# YOUR GOAL
Copy every record exactly, and keep the pictures out.

# AVAILABLE DATA
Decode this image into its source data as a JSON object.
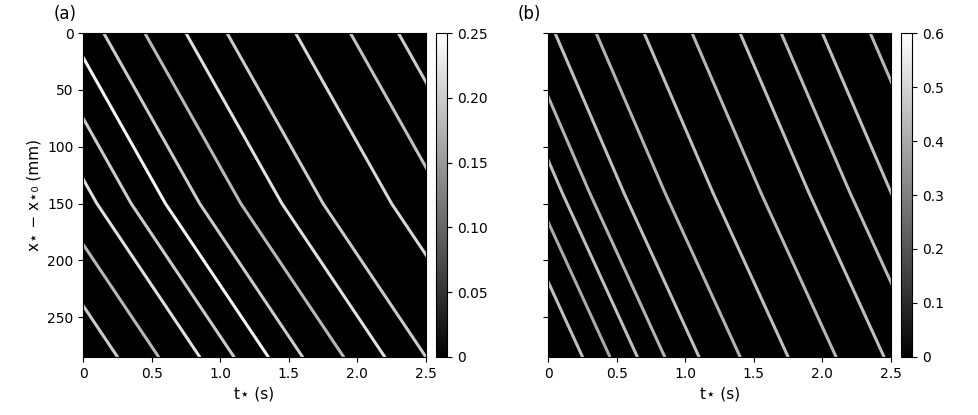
{
  "chart_data": [
    {
      "type": "line",
      "label": "(a)",
      "x_label": "t⋆ (s)",
      "y_label": "x⋆ − x⋆₀ (mm)",
      "xlim": [
        0,
        2.5
      ],
      "xticks": [
        0,
        0.5,
        1.0,
        1.5,
        2.0,
        2.5
      ],
      "ylim": [
        285,
        0
      ],
      "yticks": [
        0,
        50,
        100,
        150,
        200,
        250
      ],
      "clim": [
        0,
        0.25
      ],
      "cticks": [
        0,
        0.05,
        {
          "value": 0.1,
          "label": "0.10"
        },
        0.15,
        {
          "value": 0.2,
          "label": "0.20"
        },
        0.25
      ],
      "series": [
        {
          "x": [
            -1.2,
            -0.5,
            0.25
          ],
          "values": [
            0,
            150,
            285
          ],
          "level": 0.2
        },
        {
          "x": [
            -0.9,
            -0.2,
            0.55
          ],
          "values": [
            0,
            150,
            285
          ],
          "level": 0.18
        },
        {
          "x": [
            -0.6,
            0.1,
            0.85
          ],
          "values": [
            0,
            150,
            285
          ],
          "level": 0.22
        },
        {
          "x": [
            -0.35,
            0.35,
            1.1
          ],
          "values": [
            0,
            150,
            285
          ],
          "level": 0.2
        },
        {
          "x": [
            -0.1,
            0.6,
            1.35
          ],
          "values": [
            0,
            150,
            285
          ],
          "level": 0.24
        },
        {
          "x": [
            0.15,
            0.85,
            1.6
          ],
          "values": [
            0,
            150,
            285
          ],
          "level": 0.2
        },
        {
          "x": [
            0.45,
            1.15,
            1.9
          ],
          "values": [
            0,
            150,
            285
          ],
          "level": 0.18
        },
        {
          "x": [
            0.75,
            1.45,
            2.2
          ],
          "values": [
            0,
            150,
            285
          ],
          "level": 0.22
        },
        {
          "x": [
            1.05,
            1.75,
            2.5
          ],
          "values": [
            0,
            150,
            285
          ],
          "level": 0.2
        },
        {
          "x": [
            1.55,
            2.25,
            3.0
          ],
          "values": [
            0,
            150,
            285
          ],
          "level": 0.21
        },
        {
          "x": [
            1.95,
            2.65,
            3.4
          ],
          "values": [
            0,
            150,
            285
          ],
          "level": 0.19
        },
        {
          "x": [
            2.3,
            3.0,
            3.75
          ],
          "values": [
            0,
            150,
            285
          ],
          "level": 0.2
        }
      ]
    },
    {
      "type": "line",
      "label": "(b)",
      "x_label": "t⋆ (s)",
      "tick_labels": "x",
      "xlim": [
        0,
        2.5
      ],
      "xticks": [
        0,
        0.5,
        1.0,
        1.5,
        2.0,
        2.5
      ],
      "ylim": [
        285,
        0
      ],
      "yticks": [
        0,
        50,
        100,
        150,
        200,
        250
      ],
      "clim": [
        0,
        0.6
      ],
      "cticks": [
        0,
        0.1,
        0.2,
        0.3,
        0.4,
        0.5,
        0.6
      ],
      "series": [
        {
          "x": [
            -0.8,
            -0.3,
            0.25
          ],
          "values": [
            0,
            140,
            285
          ],
          "level": 0.45
        },
        {
          "x": [
            -0.6,
            -0.1,
            0.45
          ],
          "values": [
            0,
            140,
            285
          ],
          "level": 0.4
        },
        {
          "x": [
            -0.4,
            0.1,
            0.65
          ],
          "values": [
            0,
            140,
            285
          ],
          "level": 0.45
        },
        {
          "x": [
            -0.2,
            0.3,
            0.85
          ],
          "values": [
            0,
            140,
            285
          ],
          "level": 0.42
        },
        {
          "x": [
            0.05,
            0.55,
            1.1
          ],
          "values": [
            0,
            140,
            285
          ],
          "level": 0.45
        },
        {
          "x": [
            0.35,
            0.85,
            1.4
          ],
          "values": [
            0,
            140,
            285
          ],
          "level": 0.42
        },
        {
          "x": [
            0.7,
            1.2,
            1.75
          ],
          "values": [
            0,
            140,
            285
          ],
          "level": 0.45
        },
        {
          "x": [
            1.05,
            1.55,
            2.1
          ],
          "values": [
            0,
            140,
            285
          ],
          "level": 0.43
        },
        {
          "x": [
            1.4,
            1.9,
            2.45
          ],
          "values": [
            0,
            140,
            285
          ],
          "level": 0.45
        },
        {
          "x": [
            1.7,
            2.2,
            2.75
          ],
          "values": [
            0,
            140,
            285
          ],
          "level": 0.44
        },
        {
          "x": [
            2.0,
            2.5,
            3.05
          ],
          "values": [
            0,
            140,
            285
          ],
          "level": 0.45
        },
        {
          "x": [
            2.35,
            2.85,
            3.4
          ],
          "values": [
            0,
            140,
            285
          ],
          "level": 0.43
        }
      ]
    }
  ]
}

# ANSWER TO THE EXERCISE
Decode this image into its source data as a JSON object.
{
  "chart_data": [
    {
      "type": "line",
      "label": "(a)",
      "x_label": "t⋆ (s)",
      "y_label": "x⋆ − x⋆₀ (mm)",
      "xlim": [
        0,
        2.5
      ],
      "xticks": [
        0,
        0.5,
        1.0,
        1.5,
        2.0,
        2.5
      ],
      "ylim": [
        285,
        0
      ],
      "yticks": [
        0,
        50,
        100,
        150,
        200,
        250
      ],
      "clim": [
        0,
        0.25
      ],
      "cticks": [
        0,
        0.05,
        {
          "value": 0.1,
          "label": "0.10"
        },
        0.15,
        {
          "value": 0.2,
          "label": "0.20"
        },
        0.25
      ],
      "series": [
        {
          "x": [
            -1.2,
            -0.5,
            0.25
          ],
          "values": [
            0,
            150,
            285
          ],
          "level": 0.2
        },
        {
          "x": [
            -0.9,
            -0.2,
            0.55
          ],
          "values": [
            0,
            150,
            285
          ],
          "level": 0.18
        },
        {
          "x": [
            -0.6,
            0.1,
            0.85
          ],
          "values": [
            0,
            150,
            285
          ],
          "level": 0.22
        },
        {
          "x": [
            -0.35,
            0.35,
            1.1
          ],
          "values": [
            0,
            150,
            285
          ],
          "level": 0.2
        },
        {
          "x": [
            -0.1,
            0.6,
            1.35
          ],
          "values": [
            0,
            150,
            285
          ],
          "level": 0.24
        },
        {
          "x": [
            0.15,
            0.85,
            1.6
          ],
          "values": [
            0,
            150,
            285
          ],
          "level": 0.2
        },
        {
          "x": [
            0.45,
            1.15,
            1.9
          ],
          "values": [
            0,
            150,
            285
          ],
          "level": 0.18
        },
        {
          "x": [
            0.75,
            1.45,
            2.2
          ],
          "values": [
            0,
            150,
            285
          ],
          "level": 0.22
        },
        {
          "x": [
            1.05,
            1.75,
            2.5
          ],
          "values": [
            0,
            150,
            285
          ],
          "level": 0.2
        },
        {
          "x": [
            1.55,
            2.25,
            3.0
          ],
          "values": [
            0,
            150,
            285
          ],
          "level": 0.21
        },
        {
          "x": [
            1.95,
            2.65,
            3.4
          ],
          "values": [
            0,
            150,
            285
          ],
          "level": 0.19
        },
        {
          "x": [
            2.3,
            3.0,
            3.75
          ],
          "values": [
            0,
            150,
            285
          ],
          "level": 0.2
        }
      ]
    },
    {
      "type": "line",
      "label": "(b)",
      "x_label": "t⋆ (s)",
      "tick_labels": "x",
      "xlim": [
        0,
        2.5
      ],
      "xticks": [
        0,
        0.5,
        1.0,
        1.5,
        2.0,
        2.5
      ],
      "ylim": [
        285,
        0
      ],
      "yticks": [
        0,
        50,
        100,
        150,
        200,
        250
      ],
      "clim": [
        0,
        0.6
      ],
      "cticks": [
        0,
        0.1,
        0.2,
        0.3,
        0.4,
        0.5,
        0.6
      ],
      "series": [
        {
          "x": [
            -0.8,
            -0.3,
            0.25
          ],
          "values": [
            0,
            140,
            285
          ],
          "level": 0.45
        },
        {
          "x": [
            -0.6,
            -0.1,
            0.45
          ],
          "values": [
            0,
            140,
            285
          ],
          "level": 0.4
        },
        {
          "x": [
            -0.4,
            0.1,
            0.65
          ],
          "values": [
            0,
            140,
            285
          ],
          "level": 0.45
        },
        {
          "x": [
            -0.2,
            0.3,
            0.85
          ],
          "values": [
            0,
            140,
            285
          ],
          "level": 0.42
        },
        {
          "x": [
            0.05,
            0.55,
            1.1
          ],
          "values": [
            0,
            140,
            285
          ],
          "level": 0.45
        },
        {
          "x": [
            0.35,
            0.85,
            1.4
          ],
          "values": [
            0,
            140,
            285
          ],
          "level": 0.42
        },
        {
          "x": [
            0.7,
            1.2,
            1.75
          ],
          "values": [
            0,
            140,
            285
          ],
          "level": 0.45
        },
        {
          "x": [
            1.05,
            1.55,
            2.1
          ],
          "values": [
            0,
            140,
            285
          ],
          "level": 0.43
        },
        {
          "x": [
            1.4,
            1.9,
            2.45
          ],
          "values": [
            0,
            140,
            285
          ],
          "level": 0.45
        },
        {
          "x": [
            1.7,
            2.2,
            2.75
          ],
          "values": [
            0,
            140,
            285
          ],
          "level": 0.44
        },
        {
          "x": [
            2.0,
            2.5,
            3.05
          ],
          "values": [
            0,
            140,
            285
          ],
          "level": 0.45
        },
        {
          "x": [
            2.35,
            2.85,
            3.4
          ],
          "values": [
            0,
            140,
            285
          ],
          "level": 0.43
        }
      ]
    }
  ]
}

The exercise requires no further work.